(YOUR TASK): All the records that follow need to be reproduced exactly. Omit the images.

--------

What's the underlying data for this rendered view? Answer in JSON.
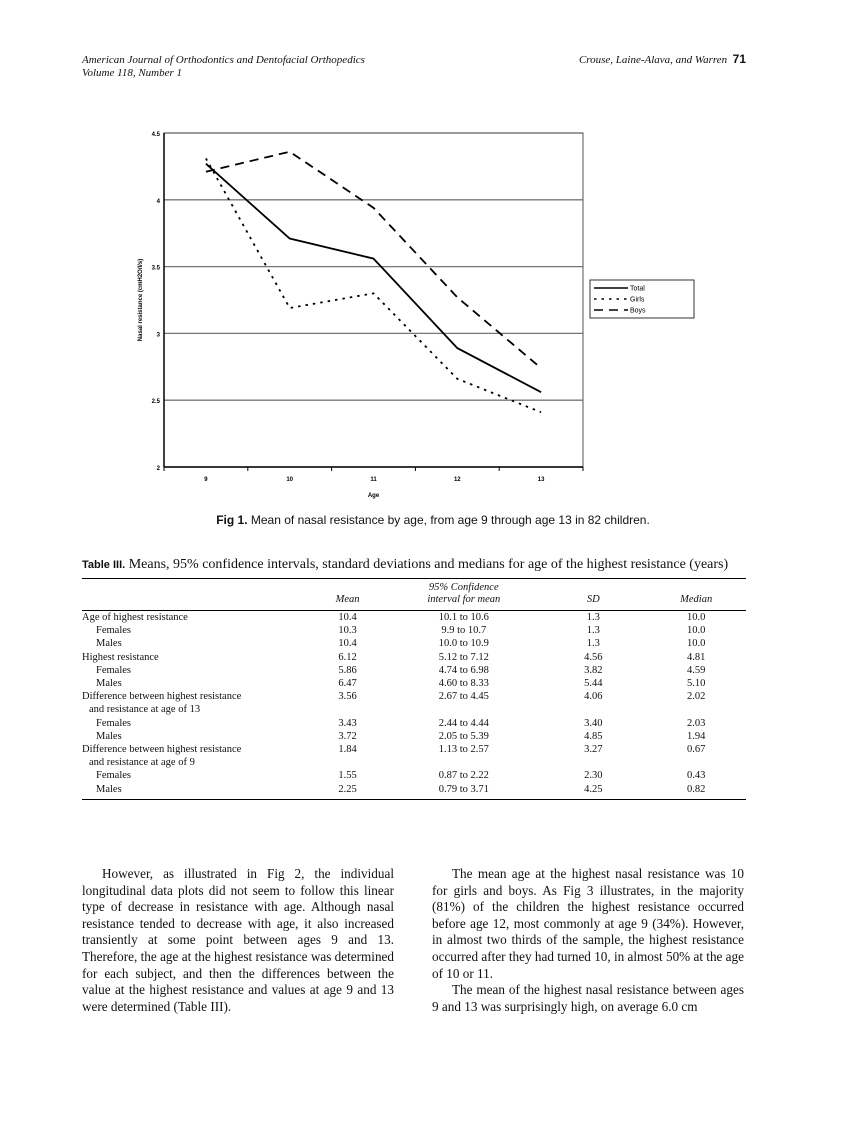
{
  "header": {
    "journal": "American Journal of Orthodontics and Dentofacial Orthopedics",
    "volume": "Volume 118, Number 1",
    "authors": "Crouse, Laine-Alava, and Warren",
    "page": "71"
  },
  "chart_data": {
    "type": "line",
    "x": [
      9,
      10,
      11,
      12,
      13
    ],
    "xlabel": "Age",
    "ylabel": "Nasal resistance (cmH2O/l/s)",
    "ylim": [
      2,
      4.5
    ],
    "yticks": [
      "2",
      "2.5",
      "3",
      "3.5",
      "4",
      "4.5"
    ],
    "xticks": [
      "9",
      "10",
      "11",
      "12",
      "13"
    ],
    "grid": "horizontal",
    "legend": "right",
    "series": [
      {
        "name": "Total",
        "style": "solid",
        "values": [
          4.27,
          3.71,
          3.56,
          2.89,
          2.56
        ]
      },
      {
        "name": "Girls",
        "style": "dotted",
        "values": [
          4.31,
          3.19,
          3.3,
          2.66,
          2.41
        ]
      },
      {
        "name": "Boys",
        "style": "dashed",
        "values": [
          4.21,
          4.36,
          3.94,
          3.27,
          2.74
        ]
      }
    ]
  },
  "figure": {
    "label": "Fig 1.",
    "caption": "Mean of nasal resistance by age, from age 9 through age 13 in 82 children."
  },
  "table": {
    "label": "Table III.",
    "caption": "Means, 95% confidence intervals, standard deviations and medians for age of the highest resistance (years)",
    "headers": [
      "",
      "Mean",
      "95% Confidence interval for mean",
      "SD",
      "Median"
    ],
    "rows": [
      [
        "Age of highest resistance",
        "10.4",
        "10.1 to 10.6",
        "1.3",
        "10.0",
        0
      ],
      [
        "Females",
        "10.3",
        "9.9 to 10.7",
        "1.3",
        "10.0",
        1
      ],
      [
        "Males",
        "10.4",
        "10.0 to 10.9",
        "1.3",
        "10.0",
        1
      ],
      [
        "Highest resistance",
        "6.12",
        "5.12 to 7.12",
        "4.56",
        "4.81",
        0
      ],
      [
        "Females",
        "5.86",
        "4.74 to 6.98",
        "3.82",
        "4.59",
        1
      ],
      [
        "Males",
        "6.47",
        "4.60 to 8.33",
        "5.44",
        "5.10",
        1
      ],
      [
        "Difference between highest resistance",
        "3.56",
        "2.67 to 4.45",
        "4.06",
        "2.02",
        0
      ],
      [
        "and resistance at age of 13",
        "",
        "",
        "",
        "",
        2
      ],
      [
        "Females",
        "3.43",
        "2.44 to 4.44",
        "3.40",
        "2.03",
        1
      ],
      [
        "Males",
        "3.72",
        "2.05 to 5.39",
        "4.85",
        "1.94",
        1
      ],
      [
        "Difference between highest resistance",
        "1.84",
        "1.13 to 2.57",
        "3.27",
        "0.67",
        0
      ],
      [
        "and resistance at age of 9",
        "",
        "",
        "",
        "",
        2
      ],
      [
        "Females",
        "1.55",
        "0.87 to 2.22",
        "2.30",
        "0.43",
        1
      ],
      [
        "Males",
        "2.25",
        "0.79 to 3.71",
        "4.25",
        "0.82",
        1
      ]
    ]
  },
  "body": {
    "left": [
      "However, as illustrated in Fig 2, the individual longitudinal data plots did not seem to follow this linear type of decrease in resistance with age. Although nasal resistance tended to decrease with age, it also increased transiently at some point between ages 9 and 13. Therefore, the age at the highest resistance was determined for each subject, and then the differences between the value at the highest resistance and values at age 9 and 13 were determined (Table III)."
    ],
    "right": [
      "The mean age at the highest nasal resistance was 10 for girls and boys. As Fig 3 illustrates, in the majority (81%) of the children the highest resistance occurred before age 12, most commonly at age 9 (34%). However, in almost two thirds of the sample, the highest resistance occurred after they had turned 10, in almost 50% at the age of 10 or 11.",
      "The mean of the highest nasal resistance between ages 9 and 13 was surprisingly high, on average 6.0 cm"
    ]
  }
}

--------

(REPLY TO THE TASK):
What's the underlying data for this rendered view? Answer in JSON.
{
  "header": {
    "journal": "American Journal of Orthodontics and Dentofacial Orthopedics",
    "volume": "Volume 118, Number 1",
    "authors": "Crouse, Laine-Alava, and Warren",
    "page": "71"
  },
  "chart_data": {
    "type": "line",
    "x": [
      9,
      10,
      11,
      12,
      13
    ],
    "xlabel": "Age",
    "ylabel": "Nasal resistance (cmH2O/l/s)",
    "ylim": [
      2,
      4.5
    ],
    "yticks": [
      "2",
      "2.5",
      "3",
      "3.5",
      "4",
      "4.5"
    ],
    "xticks": [
      "9",
      "10",
      "11",
      "12",
      "13"
    ],
    "grid": "horizontal",
    "legend": "right",
    "series": [
      {
        "name": "Total",
        "style": "solid",
        "values": [
          4.27,
          3.71,
          3.56,
          2.89,
          2.56
        ]
      },
      {
        "name": "Girls",
        "style": "dotted",
        "values": [
          4.31,
          3.19,
          3.3,
          2.66,
          2.41
        ]
      },
      {
        "name": "Boys",
        "style": "dashed",
        "values": [
          4.21,
          4.36,
          3.94,
          3.27,
          2.74
        ]
      }
    ]
  },
  "figure": {
    "label": "Fig 1.",
    "caption": "Mean of nasal resistance by age, from age 9 through age 13 in 82 children."
  },
  "table": {
    "label": "Table III.",
    "caption": "Means, 95% confidence intervals, standard deviations and medians for age of the highest resistance (years)",
    "headers": [
      "",
      "Mean",
      "95% Confidence interval for mean",
      "SD",
      "Median"
    ],
    "rows": [
      [
        "Age of highest resistance",
        "10.4",
        "10.1 to 10.6",
        "1.3",
        "10.0",
        0
      ],
      [
        "Females",
        "10.3",
        "9.9 to 10.7",
        "1.3",
        "10.0",
        1
      ],
      [
        "Males",
        "10.4",
        "10.0 to 10.9",
        "1.3",
        "10.0",
        1
      ],
      [
        "Highest resistance",
        "6.12",
        "5.12 to 7.12",
        "4.56",
        "4.81",
        0
      ],
      [
        "Females",
        "5.86",
        "4.74 to 6.98",
        "3.82",
        "4.59",
        1
      ],
      [
        "Males",
        "6.47",
        "4.60 to 8.33",
        "5.44",
        "5.10",
        1
      ],
      [
        "Difference between highest resistance",
        "3.56",
        "2.67 to 4.45",
        "4.06",
        "2.02",
        0
      ],
      [
        "and resistance at age of 13",
        "",
        "",
        "",
        "",
        2
      ],
      [
        "Females",
        "3.43",
        "2.44 to 4.44",
        "3.40",
        "2.03",
        1
      ],
      [
        "Males",
        "3.72",
        "2.05 to 5.39",
        "4.85",
        "1.94",
        1
      ],
      [
        "Difference between highest resistance",
        "1.84",
        "1.13 to 2.57",
        "3.27",
        "0.67",
        0
      ],
      [
        "and resistance at age of 9",
        "",
        "",
        "",
        "",
        2
      ],
      [
        "Females",
        "1.55",
        "0.87 to 2.22",
        "2.30",
        "0.43",
        1
      ],
      [
        "Males",
        "2.25",
        "0.79 to 3.71",
        "4.25",
        "0.82",
        1
      ]
    ]
  },
  "body": {
    "left": [
      "However, as illustrated in Fig 2, the individual longitudinal data plots did not seem to follow this linear type of decrease in resistance with age. Although nasal resistance tended to decrease with age, it also increased transiently at some point between ages 9 and 13. Therefore, the age at the highest resistance was determined for each subject, and then the differences between the value at the highest resistance and values at age 9 and 13 were determined (Table III)."
    ],
    "right": [
      "The mean age at the highest nasal resistance was 10 for girls and boys. As Fig 3 illustrates, in the majority (81%) of the children the highest resistance occurred before age 12, most commonly at age 9 (34%). However, in almost two thirds of the sample, the highest resistance occurred after they had turned 10, in almost 50% at the age of 10 or 11.",
      "The mean of the highest nasal resistance between ages 9 and 13 was surprisingly high, on average 6.0 cm"
    ]
  }
}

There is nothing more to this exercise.